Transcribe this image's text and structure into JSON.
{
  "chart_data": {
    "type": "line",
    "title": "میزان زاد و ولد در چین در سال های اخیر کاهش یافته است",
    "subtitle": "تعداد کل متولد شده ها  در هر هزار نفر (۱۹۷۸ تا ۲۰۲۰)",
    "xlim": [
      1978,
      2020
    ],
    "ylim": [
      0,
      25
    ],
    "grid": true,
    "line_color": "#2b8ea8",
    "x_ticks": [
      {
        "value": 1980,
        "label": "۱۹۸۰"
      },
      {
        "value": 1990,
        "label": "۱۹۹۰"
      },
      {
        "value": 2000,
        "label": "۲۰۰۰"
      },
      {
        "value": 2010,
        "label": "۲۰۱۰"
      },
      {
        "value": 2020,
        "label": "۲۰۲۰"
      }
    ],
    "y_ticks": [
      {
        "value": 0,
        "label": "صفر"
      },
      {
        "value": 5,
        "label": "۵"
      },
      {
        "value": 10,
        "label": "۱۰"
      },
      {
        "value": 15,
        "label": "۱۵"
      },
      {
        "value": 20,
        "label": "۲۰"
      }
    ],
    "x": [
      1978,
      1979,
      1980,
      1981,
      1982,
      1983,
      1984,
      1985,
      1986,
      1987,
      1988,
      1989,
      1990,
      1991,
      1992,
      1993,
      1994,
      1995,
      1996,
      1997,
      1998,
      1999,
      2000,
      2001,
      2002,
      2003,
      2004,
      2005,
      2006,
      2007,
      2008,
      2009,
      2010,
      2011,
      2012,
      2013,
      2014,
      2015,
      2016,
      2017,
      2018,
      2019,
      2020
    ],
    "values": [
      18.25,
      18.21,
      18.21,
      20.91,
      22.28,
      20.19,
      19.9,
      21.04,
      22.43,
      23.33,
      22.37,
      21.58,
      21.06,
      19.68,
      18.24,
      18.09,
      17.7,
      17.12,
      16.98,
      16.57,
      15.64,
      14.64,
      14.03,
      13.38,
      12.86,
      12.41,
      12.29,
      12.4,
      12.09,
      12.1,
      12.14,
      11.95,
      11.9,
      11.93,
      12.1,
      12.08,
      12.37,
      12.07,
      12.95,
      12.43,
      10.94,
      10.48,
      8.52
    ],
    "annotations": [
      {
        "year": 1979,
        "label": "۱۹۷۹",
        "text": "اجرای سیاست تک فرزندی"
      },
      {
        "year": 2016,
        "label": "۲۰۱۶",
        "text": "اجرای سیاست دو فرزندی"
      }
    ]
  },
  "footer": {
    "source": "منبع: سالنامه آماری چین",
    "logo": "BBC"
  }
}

··········

- EXERCISE INSTRUCTIONS:
Read through the entries and copy every line that includes "فرزندی".

- TASK RESULT:
        "text": "اجرای سیاست تک فرزندی"
        "text": "اجرای سیاست دو فرزندی"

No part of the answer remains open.